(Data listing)
»»

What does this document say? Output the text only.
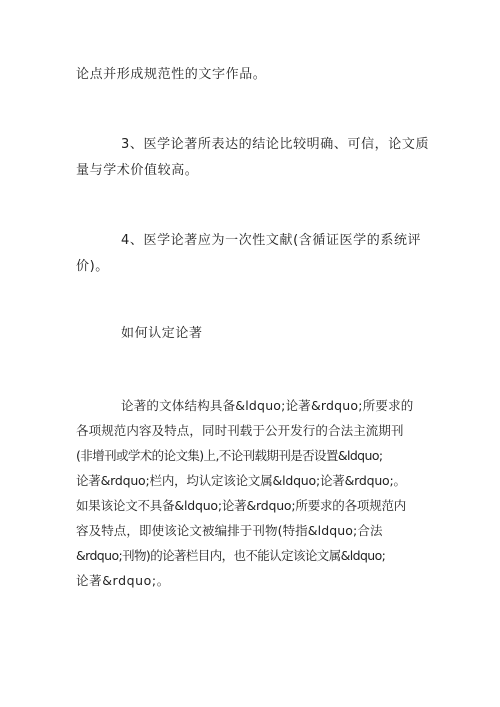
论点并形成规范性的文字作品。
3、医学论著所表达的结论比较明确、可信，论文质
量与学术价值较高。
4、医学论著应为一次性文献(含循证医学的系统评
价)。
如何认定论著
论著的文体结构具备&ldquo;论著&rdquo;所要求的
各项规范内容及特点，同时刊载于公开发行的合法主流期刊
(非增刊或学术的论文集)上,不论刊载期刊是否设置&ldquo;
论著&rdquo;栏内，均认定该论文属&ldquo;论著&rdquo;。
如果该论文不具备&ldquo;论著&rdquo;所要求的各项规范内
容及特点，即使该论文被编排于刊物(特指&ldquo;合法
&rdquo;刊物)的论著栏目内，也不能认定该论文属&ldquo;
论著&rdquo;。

««
»»

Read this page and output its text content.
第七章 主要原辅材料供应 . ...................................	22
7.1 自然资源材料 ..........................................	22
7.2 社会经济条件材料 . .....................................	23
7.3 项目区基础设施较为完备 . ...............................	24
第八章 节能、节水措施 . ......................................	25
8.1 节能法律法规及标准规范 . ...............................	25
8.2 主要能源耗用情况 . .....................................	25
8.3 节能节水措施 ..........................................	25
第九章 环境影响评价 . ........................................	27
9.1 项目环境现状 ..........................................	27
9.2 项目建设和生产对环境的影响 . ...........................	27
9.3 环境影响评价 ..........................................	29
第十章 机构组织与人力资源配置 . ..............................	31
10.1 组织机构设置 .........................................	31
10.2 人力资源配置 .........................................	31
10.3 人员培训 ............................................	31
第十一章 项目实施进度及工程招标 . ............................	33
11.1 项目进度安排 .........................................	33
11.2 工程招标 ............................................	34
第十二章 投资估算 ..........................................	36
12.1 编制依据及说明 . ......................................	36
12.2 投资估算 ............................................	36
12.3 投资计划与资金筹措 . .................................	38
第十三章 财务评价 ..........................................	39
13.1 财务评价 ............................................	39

««

Scan the material above. Return every line containing the string "this".

What does this document say? Output the text only.
Read this page and output its text content.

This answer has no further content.